TASK OBJECTIVE: Your task is to repeat the lines below exactly, excluding any pictures they contain.

::: DATA EXTRACT :::

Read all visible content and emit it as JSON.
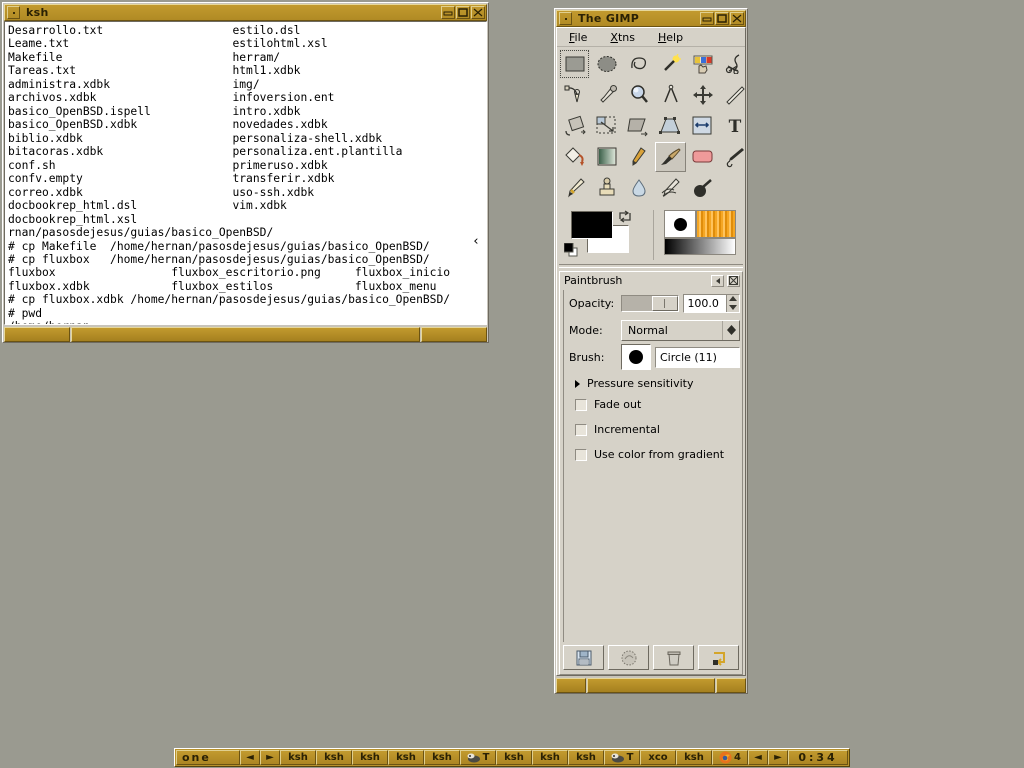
{
  "desktop": {
    "background_color": "#9a9a90"
  },
  "terminal": {
    "title": "ksh",
    "icon": "window-menu-icon",
    "buttons": [
      {
        "name": "minimize-button",
        "glyph": "minimize-icon"
      },
      {
        "name": "maximize-button",
        "glyph": "maximize-icon"
      },
      {
        "name": "close-button",
        "glyph": "close-icon"
      }
    ],
    "scroll_indicator": "‹",
    "content": "Desarrollo.txt                   estilo.dsl\nLeame.txt                        estilohtml.xsl\nMakefile                         herram/\nTareas.txt                       html1.xdbk\nadministra.xdbk                  img/\narchivos.xdbk                    infoversion.ent\nbasico_OpenBSD.ispell            intro.xdbk\nbasico_OpenBSD.xdbk              novedades.xdbk\nbiblio.xdbk                      personaliza-shell.xdbk\nbitacoras.xdbk                   personaliza.ent.plantilla\nconf.sh                          primeruso.xdbk\nconfv.empty                      transferir.xdbk\ncorreo.xdbk                      uso-ssh.xdbk\ndocbookrep_html.dsl              vim.xdbk\ndocbookrep_html.xsl\nrnan/pasosdejesus/guias/basico_OpenBSD/\n# cp Makefile  /home/hernan/pasosdejesus/guias/basico_OpenBSD/\n# cp fluxbox   /home/hernan/pasosdejesus/guias/basico_OpenBSD/\nfluxbox                 fluxbox_escritorio.png     fluxbox_inicio\nfluxbox.xdbk            fluxbox_estilos            fluxbox_menu\n# cp fluxbox.xdbk /home/hernan/pasosdejesus/guias/basico_OpenBSD/\n# pwd\n/home/hernan\n# ⎕"
  },
  "gimp": {
    "title": "The GIMP",
    "icon": "window-menu-icon",
    "buttons": [
      {
        "name": "minimize-button",
        "glyph": "minimize-icon"
      },
      {
        "name": "maximize-button",
        "glyph": "maximize-icon"
      },
      {
        "name": "close-button",
        "glyph": "close-icon"
      }
    ],
    "menu": [
      {
        "label": "File",
        "mnemonic": "F"
      },
      {
        "label": "Xtns",
        "mnemonic": "X"
      },
      {
        "label": "Help",
        "mnemonic": "H"
      }
    ],
    "tools": [
      {
        "name": "rect-select-tool",
        "selected": true
      },
      {
        "name": "ellipse-select-tool",
        "selected": false
      },
      {
        "name": "free-select-tool",
        "selected": false
      },
      {
        "name": "fuzzy-select-tool",
        "selected": false
      },
      {
        "name": "select-by-color-tool",
        "selected": false
      },
      {
        "name": "intelligent-scissors-tool",
        "selected": false
      },
      {
        "name": "paths-tool",
        "selected": false
      },
      {
        "name": "color-picker-tool",
        "selected": false
      },
      {
        "name": "magnify-tool",
        "selected": false
      },
      {
        "name": "measure-tool",
        "selected": false
      },
      {
        "name": "move-tool",
        "selected": false
      },
      {
        "name": "crop-tool",
        "selected": false
      },
      {
        "name": "rotate-tool",
        "selected": false
      },
      {
        "name": "scale-tool",
        "selected": false
      },
      {
        "name": "shear-tool",
        "selected": false
      },
      {
        "name": "perspective-tool",
        "selected": false
      },
      {
        "name": "flip-tool",
        "selected": false
      },
      {
        "name": "text-tool",
        "selected": false
      },
      {
        "name": "bucket-fill-tool",
        "selected": false
      },
      {
        "name": "blend-tool",
        "selected": false
      },
      {
        "name": "pencil-tool",
        "selected": false
      },
      {
        "name": "paintbrush-tool",
        "selected": true
      },
      {
        "name": "eraser-tool",
        "selected": false
      },
      {
        "name": "airbrush-tool",
        "selected": false
      },
      {
        "name": "ink-tool",
        "selected": false
      },
      {
        "name": "clone-tool",
        "selected": false
      },
      {
        "name": "convolve-tool",
        "selected": false
      },
      {
        "name": "smudge-tool",
        "selected": false
      },
      {
        "name": "dodge-burn-tool",
        "selected": false
      }
    ],
    "swatches": {
      "foreground_color": "#000000",
      "background_color": "#ffffff",
      "active_brush": "circle-brush",
      "active_pattern": "orange-stripes-pattern",
      "active_gradient": "fg-to-bg-gradient"
    },
    "tool_options": {
      "title": "Paintbrush",
      "opacity": {
        "label": "Opacity:",
        "value": "100.0",
        "slider_percent": 100
      },
      "mode": {
        "label": "Mode:",
        "value": "Normal"
      },
      "brush": {
        "label": "Brush:",
        "value": "Circle (11)"
      },
      "pressure_sensitivity_label": "Pressure sensitivity",
      "checkboxes": [
        {
          "label": "Fade out",
          "checked": false
        },
        {
          "label": "Incremental",
          "checked": false
        },
        {
          "label": "Use color from gradient",
          "checked": false
        }
      ],
      "footer_buttons": [
        {
          "name": "save-options-button",
          "glyph": "floppy-icon"
        },
        {
          "name": "restore-options-button",
          "glyph": "revert-icon"
        },
        {
          "name": "delete-options-button",
          "glyph": "trash-icon"
        },
        {
          "name": "reset-options-button",
          "glyph": "reset-icon"
        }
      ]
    }
  },
  "taskbar": {
    "workspace_label": "one",
    "prev_workspace": "◄",
    "next_workspace": "►",
    "tasks": [
      {
        "label": "ksh",
        "icon": null
      },
      {
        "label": "ksh",
        "icon": null
      },
      {
        "label": "ksh",
        "icon": null
      },
      {
        "label": "ksh",
        "icon": null
      },
      {
        "label": "ksh",
        "icon": null
      },
      {
        "label": "T",
        "icon": "gimp-wilber-icon"
      },
      {
        "label": "ksh",
        "icon": null
      },
      {
        "label": "ksh",
        "icon": null
      },
      {
        "label": "ksh",
        "icon": null
      },
      {
        "label": "T",
        "icon": "gimp-wilber-icon"
      },
      {
        "label": "xco",
        "icon": null
      },
      {
        "label": "ksh",
        "icon": null
      },
      {
        "label": "4",
        "icon": "firefox-icon"
      }
    ],
    "prev_task": "◄",
    "next_task": "►",
    "clock": "0:34"
  }
}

:::

SOLUTION:
Read all visible content and emit it as JSON.
{
  "desktop": {
    "background_color": "#9a9a90"
  },
  "terminal": {
    "title": "ksh",
    "icon": "window-menu-icon",
    "buttons": [
      {
        "name": "minimize-button",
        "glyph": "minimize-icon"
      },
      {
        "name": "maximize-button",
        "glyph": "maximize-icon"
      },
      {
        "name": "close-button",
        "glyph": "close-icon"
      }
    ],
    "scroll_indicator": "‹",
    "content": "Desarrollo.txt                   estilo.dsl\nLeame.txt                        estilohtml.xsl\nMakefile                         herram/\nTareas.txt                       html1.xdbk\nadministra.xdbk                  img/\narchivos.xdbk                    infoversion.ent\nbasico_OpenBSD.ispell            intro.xdbk\nbasico_OpenBSD.xdbk              novedades.xdbk\nbiblio.xdbk                      personaliza-shell.xdbk\nbitacoras.xdbk                   personaliza.ent.plantilla\nconf.sh                          primeruso.xdbk\nconfv.empty                      transferir.xdbk\ncorreo.xdbk                      uso-ssh.xdbk\ndocbookrep_html.dsl              vim.xdbk\ndocbookrep_html.xsl\nrnan/pasosdejesus/guias/basico_OpenBSD/\n# cp Makefile  /home/hernan/pasosdejesus/guias/basico_OpenBSD/\n# cp fluxbox   /home/hernan/pasosdejesus/guias/basico_OpenBSD/\nfluxbox                 fluxbox_escritorio.png     fluxbox_inicio\nfluxbox.xdbk            fluxbox_estilos            fluxbox_menu\n# cp fluxbox.xdbk /home/hernan/pasosdejesus/guias/basico_OpenBSD/\n# pwd\n/home/hernan\n# ⎕"
  },
  "gimp": {
    "title": "The GIMP",
    "icon": "window-menu-icon",
    "buttons": [
      {
        "name": "minimize-button",
        "glyph": "minimize-icon"
      },
      {
        "name": "maximize-button",
        "glyph": "maximize-icon"
      },
      {
        "name": "close-button",
        "glyph": "close-icon"
      }
    ],
    "menu": [
      {
        "label": "File",
        "mnemonic": "F"
      },
      {
        "label": "Xtns",
        "mnemonic": "X"
      },
      {
        "label": "Help",
        "mnemonic": "H"
      }
    ],
    "tools": [
      {
        "name": "rect-select-tool",
        "selected": true
      },
      {
        "name": "ellipse-select-tool",
        "selected": false
      },
      {
        "name": "free-select-tool",
        "selected": false
      },
      {
        "name": "fuzzy-select-tool",
        "selected": false
      },
      {
        "name": "select-by-color-tool",
        "selected": false
      },
      {
        "name": "intelligent-scissors-tool",
        "selected": false
      },
      {
        "name": "paths-tool",
        "selected": false
      },
      {
        "name": "color-picker-tool",
        "selected": false
      },
      {
        "name": "magnify-tool",
        "selected": false
      },
      {
        "name": "measure-tool",
        "selected": false
      },
      {
        "name": "move-tool",
        "selected": false
      },
      {
        "name": "crop-tool",
        "selected": false
      },
      {
        "name": "rotate-tool",
        "selected": false
      },
      {
        "name": "scale-tool",
        "selected": false
      },
      {
        "name": "shear-tool",
        "selected": false
      },
      {
        "name": "perspective-tool",
        "selected": false
      },
      {
        "name": "flip-tool",
        "selected": false
      },
      {
        "name": "text-tool",
        "selected": false
      },
      {
        "name": "bucket-fill-tool",
        "selected": false
      },
      {
        "name": "blend-tool",
        "selected": false
      },
      {
        "name": "pencil-tool",
        "selected": false
      },
      {
        "name": "paintbrush-tool",
        "selected": true
      },
      {
        "name": "eraser-tool",
        "selected": false
      },
      {
        "name": "airbrush-tool",
        "selected": false
      },
      {
        "name": "ink-tool",
        "selected": false
      },
      {
        "name": "clone-tool",
        "selected": false
      },
      {
        "name": "convolve-tool",
        "selected": false
      },
      {
        "name": "smudge-tool",
        "selected": false
      },
      {
        "name": "dodge-burn-tool",
        "selected": false
      }
    ],
    "swatches": {
      "foreground_color": "#000000",
      "background_color": "#ffffff",
      "active_brush": "circle-brush",
      "active_pattern": "orange-stripes-pattern",
      "active_gradient": "fg-to-bg-gradient"
    },
    "tool_options": {
      "title": "Paintbrush",
      "opacity": {
        "label": "Opacity:",
        "value": "100.0",
        "slider_percent": 100
      },
      "mode": {
        "label": "Mode:",
        "value": "Normal"
      },
      "brush": {
        "label": "Brush:",
        "value": "Circle (11)"
      },
      "pressure_sensitivity_label": "Pressure sensitivity",
      "checkboxes": [
        {
          "label": "Fade out",
          "checked": false
        },
        {
          "label": "Incremental",
          "checked": false
        },
        {
          "label": "Use color from gradient",
          "checked": false
        }
      ],
      "footer_buttons": [
        {
          "name": "save-options-button",
          "glyph": "floppy-icon"
        },
        {
          "name": "restore-options-button",
          "glyph": "revert-icon"
        },
        {
          "name": "delete-options-button",
          "glyph": "trash-icon"
        },
        {
          "name": "reset-options-button",
          "glyph": "reset-icon"
        }
      ]
    }
  },
  "taskbar": {
    "workspace_label": "one",
    "prev_workspace": "◄",
    "next_workspace": "►",
    "tasks": [
      {
        "label": "ksh",
        "icon": null
      },
      {
        "label": "ksh",
        "icon": null
      },
      {
        "label": "ksh",
        "icon": null
      },
      {
        "label": "ksh",
        "icon": null
      },
      {
        "label": "ksh",
        "icon": null
      },
      {
        "label": "T",
        "icon": "gimp-wilber-icon"
      },
      {
        "label": "ksh",
        "icon": null
      },
      {
        "label": "ksh",
        "icon": null
      },
      {
        "label": "ksh",
        "icon": null
      },
      {
        "label": "T",
        "icon": "gimp-wilber-icon"
      },
      {
        "label": "xco",
        "icon": null
      },
      {
        "label": "ksh",
        "icon": null
      },
      {
        "label": "4",
        "icon": "firefox-icon"
      }
    ],
    "prev_task": "◄",
    "next_task": "►",
    "clock": "0:34"
  }
}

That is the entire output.